>>>>
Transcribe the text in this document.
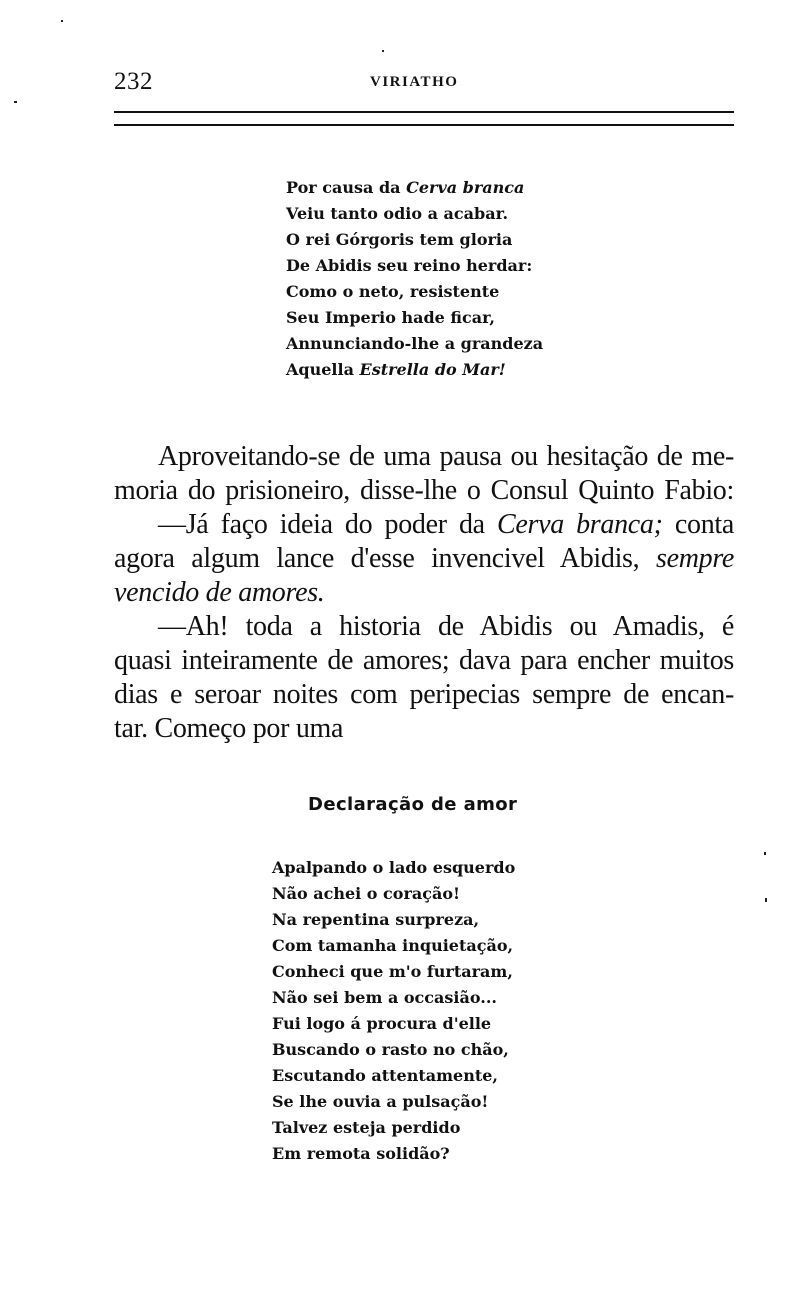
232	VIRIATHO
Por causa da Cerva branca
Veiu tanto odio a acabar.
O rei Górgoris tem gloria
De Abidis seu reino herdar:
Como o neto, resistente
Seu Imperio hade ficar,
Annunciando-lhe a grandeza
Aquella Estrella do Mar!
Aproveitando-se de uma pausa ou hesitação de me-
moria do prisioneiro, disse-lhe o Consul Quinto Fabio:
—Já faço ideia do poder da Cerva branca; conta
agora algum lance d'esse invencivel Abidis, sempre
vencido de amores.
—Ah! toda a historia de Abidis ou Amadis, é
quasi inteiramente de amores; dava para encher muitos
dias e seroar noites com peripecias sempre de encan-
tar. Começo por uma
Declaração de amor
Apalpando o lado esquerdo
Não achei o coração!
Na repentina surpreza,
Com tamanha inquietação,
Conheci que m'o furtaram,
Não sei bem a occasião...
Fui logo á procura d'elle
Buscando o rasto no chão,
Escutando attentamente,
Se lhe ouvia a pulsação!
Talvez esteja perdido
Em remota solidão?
<<<<
>>>>
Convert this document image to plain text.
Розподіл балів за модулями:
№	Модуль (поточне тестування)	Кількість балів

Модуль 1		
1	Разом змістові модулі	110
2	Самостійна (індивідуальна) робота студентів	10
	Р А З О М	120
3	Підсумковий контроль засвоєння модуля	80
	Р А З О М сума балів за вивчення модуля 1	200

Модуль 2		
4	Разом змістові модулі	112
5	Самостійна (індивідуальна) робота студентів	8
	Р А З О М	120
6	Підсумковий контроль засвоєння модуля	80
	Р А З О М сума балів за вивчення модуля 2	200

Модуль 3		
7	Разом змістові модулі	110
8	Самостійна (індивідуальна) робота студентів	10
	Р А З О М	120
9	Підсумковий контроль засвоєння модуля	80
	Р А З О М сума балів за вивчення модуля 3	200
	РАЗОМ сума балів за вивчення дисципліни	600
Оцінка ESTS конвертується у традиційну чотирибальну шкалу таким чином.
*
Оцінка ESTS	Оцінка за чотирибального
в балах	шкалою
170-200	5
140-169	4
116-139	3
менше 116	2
<<<<
Problem to work on:
Within the listing above, find every line containing the string "document" and return it.

The response:
Transcribe the text in this document.
Convert this document image to plain text.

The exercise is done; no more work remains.